◆ RECORDS FOR PROCESSING
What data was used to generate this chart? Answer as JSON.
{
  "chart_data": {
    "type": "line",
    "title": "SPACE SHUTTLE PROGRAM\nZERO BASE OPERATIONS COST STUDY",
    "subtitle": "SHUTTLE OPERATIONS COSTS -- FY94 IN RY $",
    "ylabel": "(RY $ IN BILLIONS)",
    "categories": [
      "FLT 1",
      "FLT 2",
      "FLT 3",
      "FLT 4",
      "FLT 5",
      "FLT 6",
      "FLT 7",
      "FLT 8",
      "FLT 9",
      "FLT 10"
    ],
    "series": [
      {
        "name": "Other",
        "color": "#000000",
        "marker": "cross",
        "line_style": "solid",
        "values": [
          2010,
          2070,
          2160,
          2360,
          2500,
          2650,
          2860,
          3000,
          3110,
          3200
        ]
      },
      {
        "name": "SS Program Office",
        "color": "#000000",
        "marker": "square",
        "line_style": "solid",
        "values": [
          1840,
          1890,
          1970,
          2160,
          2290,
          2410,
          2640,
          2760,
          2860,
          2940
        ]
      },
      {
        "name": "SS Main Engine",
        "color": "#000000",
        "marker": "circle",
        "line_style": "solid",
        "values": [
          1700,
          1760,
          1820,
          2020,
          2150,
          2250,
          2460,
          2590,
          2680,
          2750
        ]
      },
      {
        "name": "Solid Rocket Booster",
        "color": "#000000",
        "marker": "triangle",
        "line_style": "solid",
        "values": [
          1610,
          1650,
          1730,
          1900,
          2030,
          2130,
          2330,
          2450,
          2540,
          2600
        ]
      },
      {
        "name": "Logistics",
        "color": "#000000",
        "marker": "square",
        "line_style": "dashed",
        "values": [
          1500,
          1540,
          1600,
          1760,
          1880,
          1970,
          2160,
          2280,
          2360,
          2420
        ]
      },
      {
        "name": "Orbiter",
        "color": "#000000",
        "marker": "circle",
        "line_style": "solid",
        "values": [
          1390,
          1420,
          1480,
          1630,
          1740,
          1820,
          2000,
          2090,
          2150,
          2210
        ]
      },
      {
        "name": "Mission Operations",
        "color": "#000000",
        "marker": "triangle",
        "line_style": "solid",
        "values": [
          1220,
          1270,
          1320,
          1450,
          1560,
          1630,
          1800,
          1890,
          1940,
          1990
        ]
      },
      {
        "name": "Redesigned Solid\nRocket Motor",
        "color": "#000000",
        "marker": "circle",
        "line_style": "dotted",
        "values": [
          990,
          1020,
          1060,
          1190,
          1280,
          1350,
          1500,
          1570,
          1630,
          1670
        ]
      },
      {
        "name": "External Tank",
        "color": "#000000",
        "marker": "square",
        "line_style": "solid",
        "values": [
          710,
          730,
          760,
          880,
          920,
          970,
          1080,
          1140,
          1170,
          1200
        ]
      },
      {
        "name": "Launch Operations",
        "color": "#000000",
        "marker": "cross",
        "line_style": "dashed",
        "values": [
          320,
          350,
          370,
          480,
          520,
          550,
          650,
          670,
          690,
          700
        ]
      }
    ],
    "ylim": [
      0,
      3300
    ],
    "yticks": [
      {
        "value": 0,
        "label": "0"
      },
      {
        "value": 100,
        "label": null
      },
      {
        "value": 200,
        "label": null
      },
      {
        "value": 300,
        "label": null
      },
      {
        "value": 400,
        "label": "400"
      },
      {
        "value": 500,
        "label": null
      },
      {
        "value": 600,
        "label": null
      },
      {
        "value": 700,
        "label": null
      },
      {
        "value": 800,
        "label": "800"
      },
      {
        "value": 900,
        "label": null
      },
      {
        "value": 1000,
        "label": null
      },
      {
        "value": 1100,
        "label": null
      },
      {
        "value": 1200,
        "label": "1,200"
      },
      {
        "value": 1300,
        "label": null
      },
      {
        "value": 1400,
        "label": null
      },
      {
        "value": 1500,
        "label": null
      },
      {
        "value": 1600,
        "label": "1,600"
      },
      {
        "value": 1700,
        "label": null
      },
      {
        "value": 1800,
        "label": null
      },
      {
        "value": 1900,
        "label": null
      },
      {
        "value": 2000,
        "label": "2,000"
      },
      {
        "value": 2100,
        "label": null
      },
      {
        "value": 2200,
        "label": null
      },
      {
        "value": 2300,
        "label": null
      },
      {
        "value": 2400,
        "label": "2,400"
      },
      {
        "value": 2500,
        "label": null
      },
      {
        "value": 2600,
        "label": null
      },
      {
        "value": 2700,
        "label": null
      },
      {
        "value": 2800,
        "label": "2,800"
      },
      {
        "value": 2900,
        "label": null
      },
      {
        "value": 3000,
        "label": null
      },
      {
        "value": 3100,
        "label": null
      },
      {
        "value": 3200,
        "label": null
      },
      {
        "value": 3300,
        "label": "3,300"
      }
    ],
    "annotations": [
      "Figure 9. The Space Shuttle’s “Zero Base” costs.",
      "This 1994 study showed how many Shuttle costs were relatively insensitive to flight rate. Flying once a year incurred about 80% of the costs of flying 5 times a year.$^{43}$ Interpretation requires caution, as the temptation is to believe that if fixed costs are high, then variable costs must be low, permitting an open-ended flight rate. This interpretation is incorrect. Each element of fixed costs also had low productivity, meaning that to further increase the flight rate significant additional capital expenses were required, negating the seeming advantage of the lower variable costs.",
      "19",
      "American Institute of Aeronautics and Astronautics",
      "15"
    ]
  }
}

◆ THE EXERCISE
All of the lines above must be returned exactly.

◆ THE REPLY
What data was used to generate this chart? Answer as JSON.
{
  "chart_data": {
    "type": "line",
    "title": "SPACE SHUTTLE PROGRAM\nZERO BASE OPERATIONS COST STUDY",
    "subtitle": "SHUTTLE OPERATIONS COSTS -- FY94 IN RY $",
    "ylabel": "(RY $ IN BILLIONS)",
    "categories": [
      "FLT 1",
      "FLT 2",
      "FLT 3",
      "FLT 4",
      "FLT 5",
      "FLT 6",
      "FLT 7",
      "FLT 8",
      "FLT 9",
      "FLT 10"
    ],
    "series": [
      {
        "name": "Other",
        "color": "#000000",
        "marker": "cross",
        "line_style": "solid",
        "values": [
          2010,
          2070,
          2160,
          2360,
          2500,
          2650,
          2860,
          3000,
          3110,
          3200
        ]
      },
      {
        "name": "SS Program Office",
        "color": "#000000",
        "marker": "square",
        "line_style": "solid",
        "values": [
          1840,
          1890,
          1970,
          2160,
          2290,
          2410,
          2640,
          2760,
          2860,
          2940
        ]
      },
      {
        "name": "SS Main Engine",
        "color": "#000000",
        "marker": "circle",
        "line_style": "solid",
        "values": [
          1700,
          1760,
          1820,
          2020,
          2150,
          2250,
          2460,
          2590,
          2680,
          2750
        ]
      },
      {
        "name": "Solid Rocket Booster",
        "color": "#000000",
        "marker": "triangle",
        "line_style": "solid",
        "values": [
          1610,
          1650,
          1730,
          1900,
          2030,
          2130,
          2330,
          2450,
          2540,
          2600
        ]
      },
      {
        "name": "Logistics",
        "color": "#000000",
        "marker": "square",
        "line_style": "dashed",
        "values": [
          1500,
          1540,
          1600,
          1760,
          1880,
          1970,
          2160,
          2280,
          2360,
          2420
        ]
      },
      {
        "name": "Orbiter",
        "color": "#000000",
        "marker": "circle",
        "line_style": "solid",
        "values": [
          1390,
          1420,
          1480,
          1630,
          1740,
          1820,
          2000,
          2090,
          2150,
          2210
        ]
      },
      {
        "name": "Mission Operations",
        "color": "#000000",
        "marker": "triangle",
        "line_style": "solid",
        "values": [
          1220,
          1270,
          1320,
          1450,
          1560,
          1630,
          1800,
          1890,
          1940,
          1990
        ]
      },
      {
        "name": "Redesigned Solid\nRocket Motor",
        "color": "#000000",
        "marker": "circle",
        "line_style": "dotted",
        "values": [
          990,
          1020,
          1060,
          1190,
          1280,
          1350,
          1500,
          1570,
          1630,
          1670
        ]
      },
      {
        "name": "External Tank",
        "color": "#000000",
        "marker": "square",
        "line_style": "solid",
        "values": [
          710,
          730,
          760,
          880,
          920,
          970,
          1080,
          1140,
          1170,
          1200
        ]
      },
      {
        "name": "Launch Operations",
        "color": "#000000",
        "marker": "cross",
        "line_style": "dashed",
        "values": [
          320,
          350,
          370,
          480,
          520,
          550,
          650,
          670,
          690,
          700
        ]
      }
    ],
    "ylim": [
      0,
      3300
    ],
    "yticks": [
      {
        "value": 0,
        "label": "0"
      },
      {
        "value": 100,
        "label": null
      },
      {
        "value": 200,
        "label": null
      },
      {
        "value": 300,
        "label": null
      },
      {
        "value": 400,
        "label": "400"
      },
      {
        "value": 500,
        "label": null
      },
      {
        "value": 600,
        "label": null
      },
      {
        "value": 700,
        "label": null
      },
      {
        "value": 800,
        "label": "800"
      },
      {
        "value": 900,
        "label": null
      },
      {
        "value": 1000,
        "label": null
      },
      {
        "value": 1100,
        "label": null
      },
      {
        "value": 1200,
        "label": "1,200"
      },
      {
        "value": 1300,
        "label": null
      },
      {
        "value": 1400,
        "label": null
      },
      {
        "value": 1500,
        "label": null
      },
      {
        "value": 1600,
        "label": "1,600"
      },
      {
        "value": 1700,
        "label": null
      },
      {
        "value": 1800,
        "label": null
      },
      {
        "value": 1900,
        "label": null
      },
      {
        "value": 2000,
        "label": "2,000"
      },
      {
        "value": 2100,
        "label": null
      },
      {
        "value": 2200,
        "label": null
      },
      {
        "value": 2300,
        "label": null
      },
      {
        "value": 2400,
        "label": "2,400"
      },
      {
        "value": 2500,
        "label": null
      },
      {
        "value": 2600,
        "label": null
      },
      {
        "value": 2700,
        "label": null
      },
      {
        "value": 2800,
        "label": "2,800"
      },
      {
        "value": 2900,
        "label": null
      },
      {
        "value": 3000,
        "label": null
      },
      {
        "value": 3100,
        "label": null
      },
      {
        "value": 3200,
        "label": null
      },
      {
        "value": 3300,
        "label": "3,300"
      }
    ],
    "annotations": [
      "Figure 9. The Space Shuttle’s “Zero Base” costs.",
      "This 1994 study showed how many Shuttle costs were relatively insensitive to flight rate. Flying once a year incurred about 80% of the costs of flying 5 times a year.$^{43}$ Interpretation requires caution, as the temptation is to believe that if fixed costs are high, then variable costs must be low, permitting an open-ended flight rate. This interpretation is incorrect. Each element of fixed costs also had low productivity, meaning that to further increase the flight rate significant additional capital expenses were required, negating the seeming advantage of the lower variable costs.",
      "19",
      "American Institute of Aeronautics and Astronautics",
      "15"
    ]
  }
}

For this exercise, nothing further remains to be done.